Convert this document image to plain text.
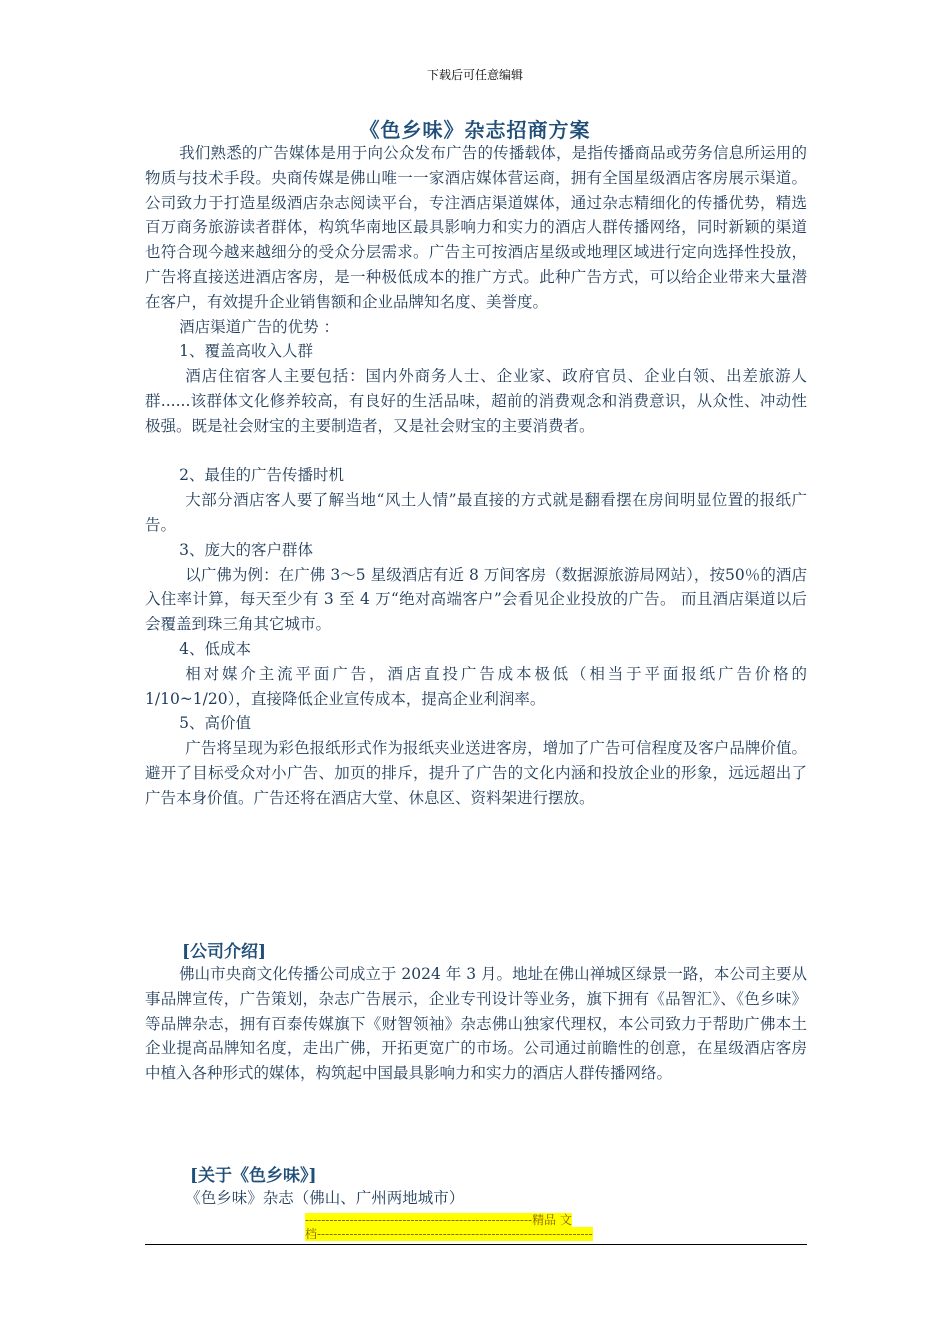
下载后可任意编辑
《色乡味》杂志招商方案

我们熟悉的广告媒体是用于向公众发布广告的传播载体，是指传播商品或劳务信息所运用的物质与技术手段。央商传媒是佛山唯一一家酒店媒体营运商，拥有全国星级酒店客房展示渠道。公司致力于打造星级酒店杂志阅读平台，专注酒店渠道媒体，通过杂志精细化的传播优势，精选百万商务旅游读者群体，构筑华南地区最具影响力和实力的酒店人群传播网络，同时新颖的渠道也符合现今越来越细分的受众分层需求。广告主可按酒店星级或地理区域进行定向选择性投放，广告将直接送进酒店客房，是一种极低成本的推广方式。此种广告方式，可以给企业带来大量潜在客户，有效提升企业销售额和企业品牌知名度、美誉度。

酒店渠道广告的优势 ：

1、覆盖高收入人群

酒店住宿客人主要包括：国内外商务人士、企业家、政府官员、企业白领、出差旅游人群......该群体文化修养较高，有良好的生活品味，超前的消费观念和消费意识，从众性、冲动性极强。既是社会财宝的主要制造者，又是社会财宝的主要消费者。

2、最佳的广告传播时机

大部分酒店客人要了解当地“风土人情”最直接的方式就是翻看摆在房间明显位置的报纸广告。

3、庞大的客户群体

以广佛为例：在广佛 3～5 星级酒店有近 8 万间客房（数据源旅游局网站），按50％的酒店入住率计算，每天至少有 3 至 4 万“绝对高端客户”会看见企业投放的广告。 而且酒店渠道以后会覆盖到珠三角其它城市。

4、低成本

相对媒介主流平面广告，酒店直投广告成本极低（相当于平面报纸广告价格的1/10~1/20），直接降低企业宣传成本，提高企业利润率。

5、高价值

广告将呈现为彩色报纸形式作为报纸夹业送进客房，增加了广告可信程度及客户品牌价值。避开了目标受众对小广告、加页的排斥，提升了广告的文化内涵和投放企业的形象，远远超出了广告本身价值。广告还将在酒店大堂、休息区、资料架进行摆放。

[公司介绍]

佛山市央商文化传播公司成立于 2024 年 3 月。地址在佛山禅城区绿景一路，本公司主要从事品牌宣传，广告策划，杂志广告展示，企业专刊设计等业务，旗下拥有《品智汇》、《色乡味》等品牌杂志，拥有百泰传媒旗下《财智领袖》杂志佛山独家代理权，本公司致力于帮助广佛本土企业提高品牌知名度，走出广佛，开拓更宽广的市场。公司通过前瞻性的创意，在星级酒店客房中植入各种形式的媒体，构筑起中国最具影响力和实力的酒店人群传播网络。

[关于《色乡味》]

《色乡味》杂志（佛山、广州两地城市）

--------------------------------------------------------精品 文
档--------------------------------------------------------------------
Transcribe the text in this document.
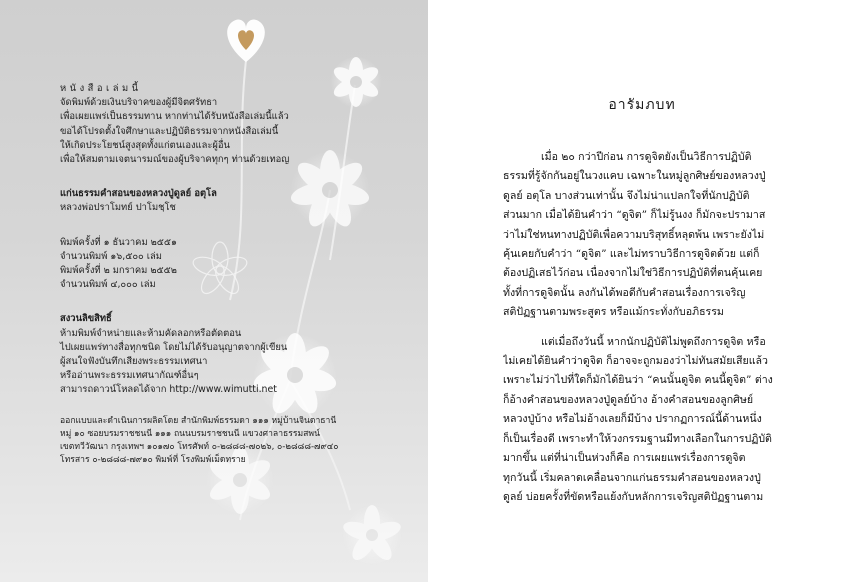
หนังสือเล่มนี้
จัดพิมพ์ด้วยเงินบริจาคของผู้มีจิตศรัทธา
เพื่อเผยแพร่เป็นธรรมทาน หากท่านได้รับหนังสือเล่มนี้แล้ว
ขอได้โปรดตั้งใจศึกษาและปฏิบัติธรรมจากหนังสือเล่มนี้
ให้เกิดประโยชน์สูงสุดทั้งแก่ตนเองและผู้อื่น
เพื่อให้สมตามเจตนารมณ์ของผู้บริจาคทุกๆ ท่านด้วยเทอญ
แก่นธรรมคำสอนของหลวงปู่ดูลย์ อตุโล
หลวงพ่อปราโมทย์ ปาโมชฺโช
พิมพ์ครั้งที่ ๑ ธันวาคม ๒๕๕๑
จำนวนพิมพ์ ๑๖,๕๐๐ เล่ม
พิมพ์ครั้งที่ ๒ มกราคม ๒๕๕๒
จำนวนพิมพ์ ๔,๐๐๐ เล่ม
สงวนลิขสิทธิ์
ห้ามพิมพ์จำหน่ายและห้ามคัดลอกหรือตัดตอน
ไปเผยแพร่ทางสื่อทุกชนิด โดยไม่ได้รับอนุญาตจากผู้เขียน
ผู้สนใจฟังบันทึกเสียงพระธรรมเทศนา
หรืออ่านพระธรรมเทศนากัณฑ์อื่นๆ
สามารถดาวน์โหลดได้จาก http://www.wimutti.net
ออกแบบและดำเนินการผลิตโดย สำนักพิมพ์ธรรมดา ๑๑๑ หมู่บ้านจินดาธานี
หมู่ ๑๐ ซอยบรมราชชนนี ๑๑๑ ถนนบรมราชชนนี แขวงศาลาธรรมสพน์
เขตทวีวัฒนา กรุงเทพฯ ๑๐๑๗๐ โทรศัพท์ ๐-๒๘๘๘-๗๐๒๖, ๐-๒๘๘๘-๗๙๔๐
โทรสาร ๐-๒๘๘๘-๗๙๑๐ พิมพ์ที่ โรงพิมพ์เม็ดทราย
อารัมภบท
เมื่อ ๒๐ กว่าปีก่อน การดูจิตยังเป็นวิธีการปฏิบัติ
ธรรมที่รู้จักกันอยู่ในวงแคบ เฉพาะในหมู่ลูกศิษย์ของหลวงปู่
ดูลย์ อตุโล บางส่วนเท่านั้น จึงไม่น่าแปลกใจที่นักปฏิบัติ
ส่วนมาก เมื่อได้ยินคำว่า “ดูจิต” ก็ไม่รู้นงง ก็มักจะปรามาส
ว่าไม่ใช่หนทางปฏิบัติเพื่อความบริสุทธิ์หลุดพ้น เพราะยังไม่
คุ้นเคยกับคำว่า “ดูจิต” และไม่ทราบวิธีการดูจิตด้วย แต่ก็
ต้องปฏิเสธไว้ก่อน เนื่องจากไม่ใช่วิธีการปฏิบัติที่ตนคุ้นเคย
ทั้งที่การดูจิตนั้น ลงกันได้พอดีกับคำสอนเรื่องการเจริญ
สติปัฏฐานตามพระสูตร หรือแม้กระทั่งกับอภิธรรม
แต่เมื่อถึงวันนี้ หากนักปฏิบัติไม่พูดถึงการดูจิต หรือ
ไม่เคยได้ยินคำว่าดูจิต ก็อาจจะถูกมองว่าไม่ทันสมัยเสียแล้ว
เพราะไม่ว่าไปที่ใดก็มักได้ยินว่า “คนนั้นดูจิต คนนี้ดูจิต” ต่าง
ก็อ้างคำสอนของหลวงปู่ดูลย์บ้าง อ้างคำสอนของลูกศิษย์
หลวงปู่บ้าง หรือไม่อ้างเลยก็มีบ้าง ปรากฏการณ์นี้ด้านหนึ่ง
ก็เป็นเรื่องดี เพราะทำให้วงกรรมฐานมีทางเลือกในการปฏิบัติ
มากขึ้น แต่ที่น่าเป็นห่วงก็คือ การเผยแพร่เรื่องการดูจิต
ทุกวันนี้ เริ่มคลาดเคลื่อนจากแก่นธรรมคำสอนของหลวงปู่
ดูลย์ บ่อยครั้งที่ขัดหรือแย้งกับหลักการเจริญสติปัฏฐานตาม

PROBLEM TO SOLVE » Set down the lines of the records above exactly, apart from the pictures.

WRITTEN REPLY »
Convert this document image to plain text.
下载后可任意编辑
《色乡味》杂志招商方案

我们熟悉的广告媒体是用于向公众发布广告的传播载体，是指传播商品或劳务信息所运用的物质与技术手段。央商传媒是佛山唯一一家酒店媒体营运商，拥有全国星级酒店客房展示渠道。公司致力于打造星级酒店杂志阅读平台，专注酒店渠道媒体，通过杂志精细化的传播优势，精选百万商务旅游读者群体，构筑华南地区最具影响力和实力的酒店人群传播网络，同时新颖的渠道也符合现今越来越细分的受众分层需求。广告主可按酒店星级或地理区域进行定向选择性投放，广告将直接送进酒店客房，是一种极低成本的推广方式。此种广告方式，可以给企业带来大量潜在客户，有效提升企业销售额和企业品牌知名度、美誉度。

酒店渠道广告的优势 ：

1、覆盖高收入人群

酒店住宿客人主要包括：国内外商务人士、企业家、政府官员、企业白领、出差旅游人群......该群体文化修养较高，有良好的生活品味，超前的消费观念和消费意识，从众性、冲动性极强。既是社会财宝的主要制造者，又是社会财宝的主要消费者。

2、最佳的广告传播时机

大部分酒店客人要了解当地“风土人情”最直接的方式就是翻看摆在房间明显位置的报纸广告。

3、庞大的客户群体

以广佛为例：在广佛 3～5 星级酒店有近 8 万间客房（数据源旅游局网站），按50％的酒店入住率计算，每天至少有 3 至 4 万“绝对高端客户”会看见企业投放的广告。 而且酒店渠道以后会覆盖到珠三角其它城市。

4、低成本

相对媒介主流平面广告，酒店直投广告成本极低（相当于平面报纸广告价格的1/10~1/20），直接降低企业宣传成本，提高企业利润率。

5、高价值

广告将呈现为彩色报纸形式作为报纸夹业送进客房，增加了广告可信程度及客户品牌价值。避开了目标受众对小广告、加页的排斥，提升了广告的文化内涵和投放企业的形象，远远超出了广告本身价值。广告还将在酒店大堂、休息区、资料架进行摆放。

[公司介绍]

佛山市央商文化传播公司成立于 2024 年 3 月。地址在佛山禅城区绿景一路，本公司主要从事品牌宣传，广告策划，杂志广告展示，企业专刊设计等业务，旗下拥有《品智汇》、《色乡味》等品牌杂志，拥有百泰传媒旗下《财智领袖》杂志佛山独家代理权，本公司致力于帮助广佛本土企业提高品牌知名度，走出广佛，开拓更宽广的市场。公司通过前瞻性的创意，在星级酒店客房中植入各种形式的媒体，构筑起中国最具影响力和实力的酒店人群传播网络。

[关于《色乡味》]

《色乡味》杂志（佛山、广州两地城市）

--------------------------------------------------------精品 文
档--------------------------------------------------------------------
Transcribe the text in this document.
หนังสือเล่มนี้
จัดพิมพ์ด้วยเงินบริจาคของผู้มีจิตศรัทธา
เพื่อเผยแพร่เป็นธรรมทาน หากท่านได้รับหนังสือเล่มนี้แล้ว
ขอได้โปรดตั้งใจศึกษาและปฏิบัติธรรมจากหนังสือเล่มนี้
ให้เกิดประโยชน์สูงสุดทั้งแก่ตนเองและผู้อื่น
เพื่อให้สมตามเจตนารมณ์ของผู้บริจาคทุกๆ ท่านด้วยเทอญ
แก่นธรรมคำสอนของหลวงปู่ดูลย์ อตุโล
หลวงพ่อปราโมทย์ ปาโมชฺโช
พิมพ์ครั้งที่ ๑ ธันวาคม ๒๕๕๑
จำนวนพิมพ์ ๑๖,๕๐๐ เล่ม
พิมพ์ครั้งที่ ๒ มกราคม ๒๕๕๒
จำนวนพิมพ์ ๔,๐๐๐ เล่ม
สงวนลิขสิทธิ์
ห้ามพิมพ์จำหน่ายและห้ามคัดลอกหรือตัดตอน
ไปเผยแพร่ทางสื่อทุกชนิด โดยไม่ได้รับอนุญาตจากผู้เขียน
ผู้สนใจฟังบันทึกเสียงพระธรรมเทศนา
หรืออ่านพระธรรมเทศนากัณฑ์อื่นๆ
สามารถดาวน์โหลดได้จาก http://www.wimutti.net
ออกแบบและดำเนินการผลิตโดย สำนักพิมพ์ธรรมดา ๑๑๑ หมู่บ้านจินดาธานี
หมู่ ๑๐ ซอยบรมราชชนนี ๑๑๑ ถนนบรมราชชนนี แขวงศาลาธรรมสพน์
เขตทวีวัฒนา กรุงเทพฯ ๑๐๑๗๐ โทรศัพท์ ๐-๒๘๘๘-๗๐๒๖, ๐-๒๘๘๘-๗๙๔๐
โทรสาร ๐-๒๘๘๘-๗๙๑๐ พิมพ์ที่ โรงพิมพ์เม็ดทราย
อารัมภบท
เมื่อ ๒๐ กว่าปีก่อน การดูจิตยังเป็นวิธีการปฏิบัติ
ธรรมที่รู้จักกันอยู่ในวงแคบ เฉพาะในหมู่ลูกศิษย์ของหลวงปู่
ดูลย์ อตุโล บางส่วนเท่านั้น จึงไม่น่าแปลกใจที่นักปฏิบัติ
ส่วนมาก เมื่อได้ยินคำว่า “ดูจิต” ก็ไม่รู้นงง ก็มักจะปรามาส
ว่าไม่ใช่หนทางปฏิบัติเพื่อความบริสุทธิ์หลุดพ้น เพราะยังไม่
คุ้นเคยกับคำว่า “ดูจิต” และไม่ทราบวิธีการดูจิตด้วย แต่ก็
ต้องปฏิเสธไว้ก่อน เนื่องจากไม่ใช่วิธีการปฏิบัติที่ตนคุ้นเคย
ทั้งที่การดูจิตนั้น ลงกันได้พอดีกับคำสอนเรื่องการเจริญ
สติปัฏฐานตามพระสูตร หรือแม้กระทั่งกับอภิธรรม
แต่เมื่อถึงวันนี้ หากนักปฏิบัติไม่พูดถึงการดูจิต หรือ
ไม่เคยได้ยินคำว่าดูจิต ก็อาจจะถูกมองว่าไม่ทันสมัยเสียแล้ว
เพราะไม่ว่าไปที่ใดก็มักได้ยินว่า “คนนั้นดูจิต คนนี้ดูจิต” ต่าง
ก็อ้างคำสอนของหลวงปู่ดูลย์บ้าง อ้างคำสอนของลูกศิษย์
หลวงปู่บ้าง หรือไม่อ้างเลยก็มีบ้าง ปรากฏการณ์นี้ด้านหนึ่ง
ก็เป็นเรื่องดี เพราะทำให้วงกรรมฐานมีทางเลือกในการปฏิบัติ
มากขึ้น แต่ที่น่าเป็นห่วงก็คือ การเผยแพร่เรื่องการดูจิต
ทุกวันนี้ เริ่มคลาดเคลื่อนจากแก่นธรรมคำสอนของหลวงปู่
ดูลย์ บ่อยครั้งที่ขัดหรือแย้งกับหลักการเจริญสติปัฏฐานตาม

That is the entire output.